SET EXERCISE: Lines holding the string "does" are the ones to copy from this listing.

MATERIAL SHOWN:

## BEGIN

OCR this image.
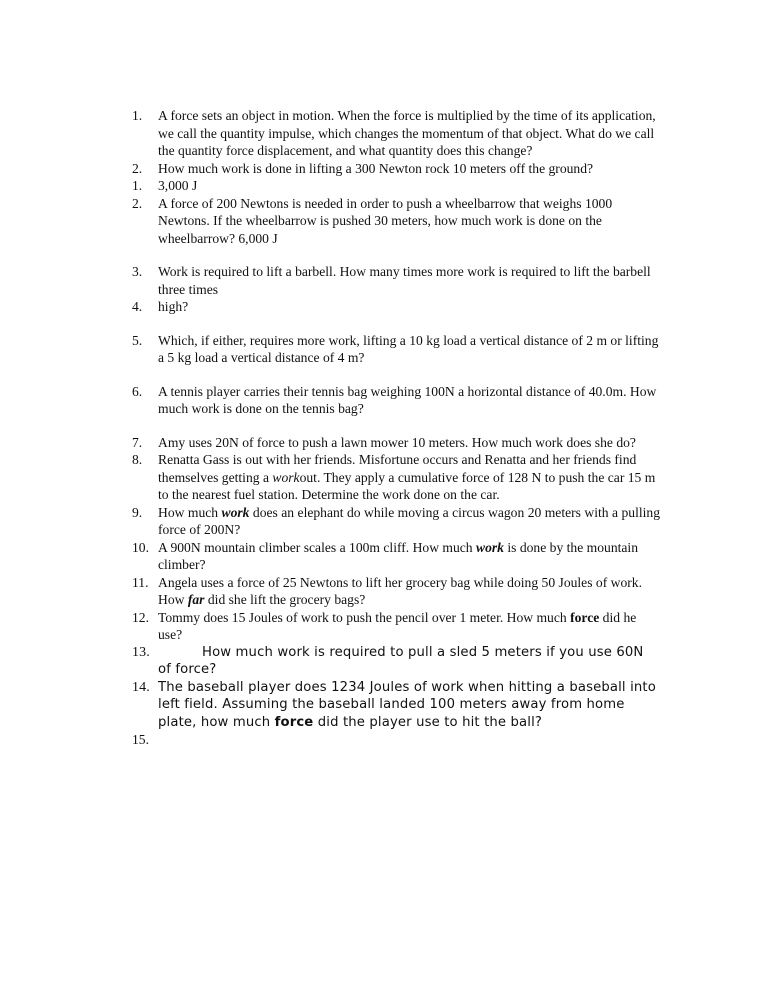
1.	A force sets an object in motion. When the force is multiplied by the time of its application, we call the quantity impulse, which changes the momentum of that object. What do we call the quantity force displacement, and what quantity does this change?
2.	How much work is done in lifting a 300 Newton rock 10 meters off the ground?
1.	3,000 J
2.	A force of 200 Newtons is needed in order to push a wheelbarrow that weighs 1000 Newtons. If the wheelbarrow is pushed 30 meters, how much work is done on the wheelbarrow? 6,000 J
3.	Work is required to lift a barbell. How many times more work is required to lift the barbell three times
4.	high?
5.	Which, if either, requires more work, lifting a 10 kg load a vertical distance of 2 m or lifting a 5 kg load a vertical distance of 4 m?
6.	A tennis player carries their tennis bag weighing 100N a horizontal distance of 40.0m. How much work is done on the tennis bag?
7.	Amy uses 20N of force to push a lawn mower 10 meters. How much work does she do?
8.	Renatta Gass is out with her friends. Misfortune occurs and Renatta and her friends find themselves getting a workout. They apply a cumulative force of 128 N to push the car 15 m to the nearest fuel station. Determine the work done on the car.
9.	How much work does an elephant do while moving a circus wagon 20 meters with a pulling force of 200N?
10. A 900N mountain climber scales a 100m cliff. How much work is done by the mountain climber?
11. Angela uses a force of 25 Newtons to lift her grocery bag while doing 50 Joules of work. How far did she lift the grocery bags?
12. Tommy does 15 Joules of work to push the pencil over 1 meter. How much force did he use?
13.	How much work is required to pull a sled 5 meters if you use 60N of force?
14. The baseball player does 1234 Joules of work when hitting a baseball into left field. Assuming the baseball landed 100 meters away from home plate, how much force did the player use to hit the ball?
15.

## END
## BEGIN

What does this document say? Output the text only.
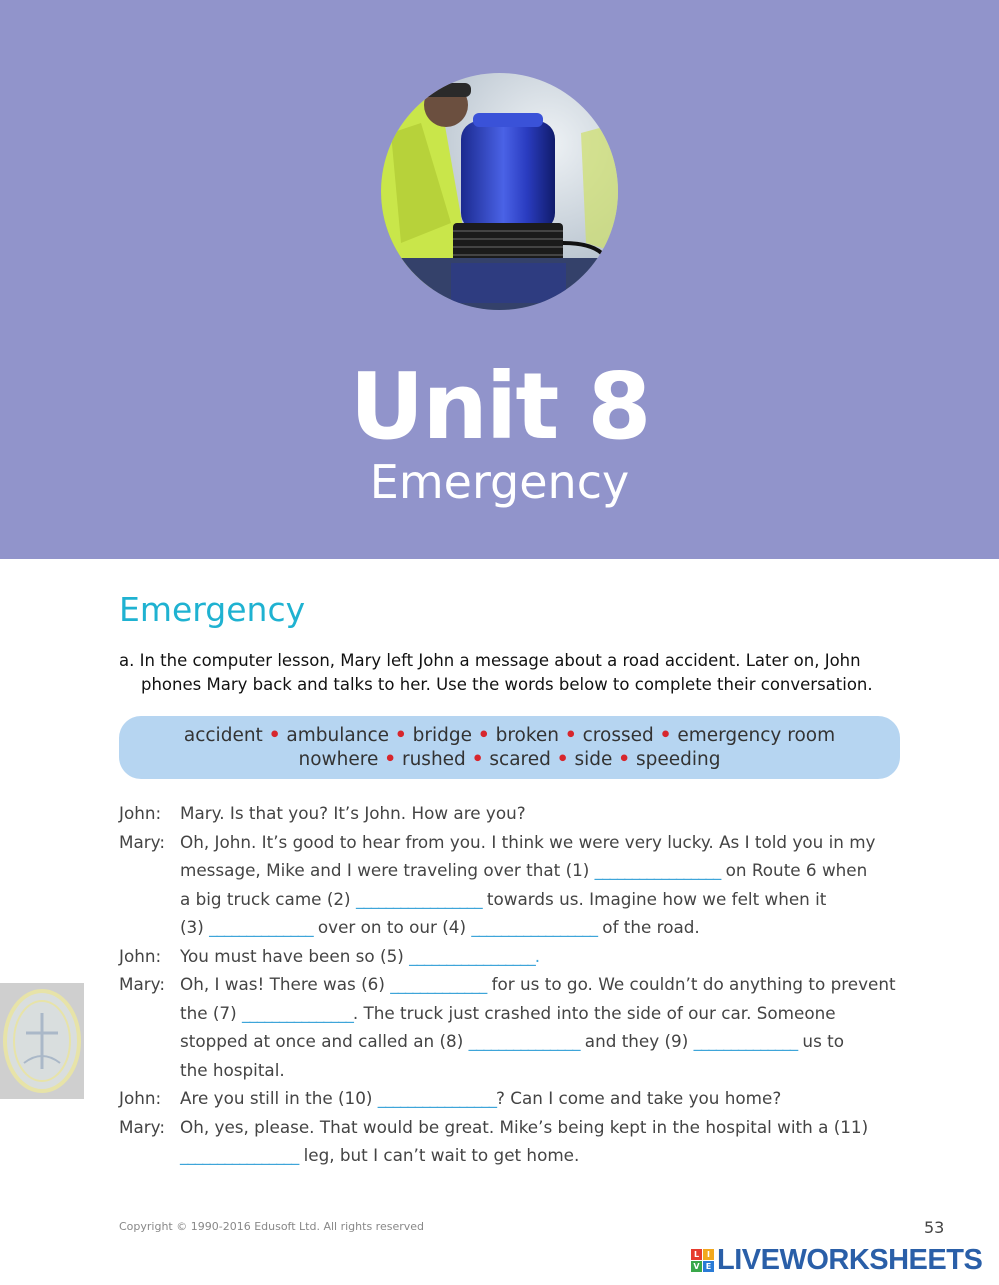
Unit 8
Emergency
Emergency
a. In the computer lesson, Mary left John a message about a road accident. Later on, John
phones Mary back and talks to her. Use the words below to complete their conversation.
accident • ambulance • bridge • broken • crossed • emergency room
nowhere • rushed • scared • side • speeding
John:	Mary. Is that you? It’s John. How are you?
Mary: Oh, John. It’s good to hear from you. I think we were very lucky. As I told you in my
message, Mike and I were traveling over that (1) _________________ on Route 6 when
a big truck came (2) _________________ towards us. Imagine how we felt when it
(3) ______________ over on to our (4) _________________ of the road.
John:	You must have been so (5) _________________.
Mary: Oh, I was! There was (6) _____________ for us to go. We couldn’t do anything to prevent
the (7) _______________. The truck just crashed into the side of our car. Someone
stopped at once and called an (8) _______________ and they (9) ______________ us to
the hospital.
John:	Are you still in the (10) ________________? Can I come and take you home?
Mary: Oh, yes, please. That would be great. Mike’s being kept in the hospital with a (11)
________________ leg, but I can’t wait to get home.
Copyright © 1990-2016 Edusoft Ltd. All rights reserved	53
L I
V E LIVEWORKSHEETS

## END

ANSWER FOR THE TASK:
1.	A force sets an object in motion. When the force is multiplied by the time of its application, we call the quantity impulse, which changes the momentum of that object. What do we call the quantity force displacement, and what quantity does this change?
7.	Amy uses 20N of force to push a lawn mower 10 meters. How much work does she do?
9.	How much work does an elephant do while moving a circus wagon 20 meters with a pulling force of 200N?
12. Tommy does 15 Joules of work to push the pencil over 1 meter. How much force did he use?
14. The baseball player does 1234 Joules of work when hitting a baseball into left field. Assuming the baseball landed 100 meters away from home plate, how much force did the player use to hit the ball?
What does this document say? Output the text only.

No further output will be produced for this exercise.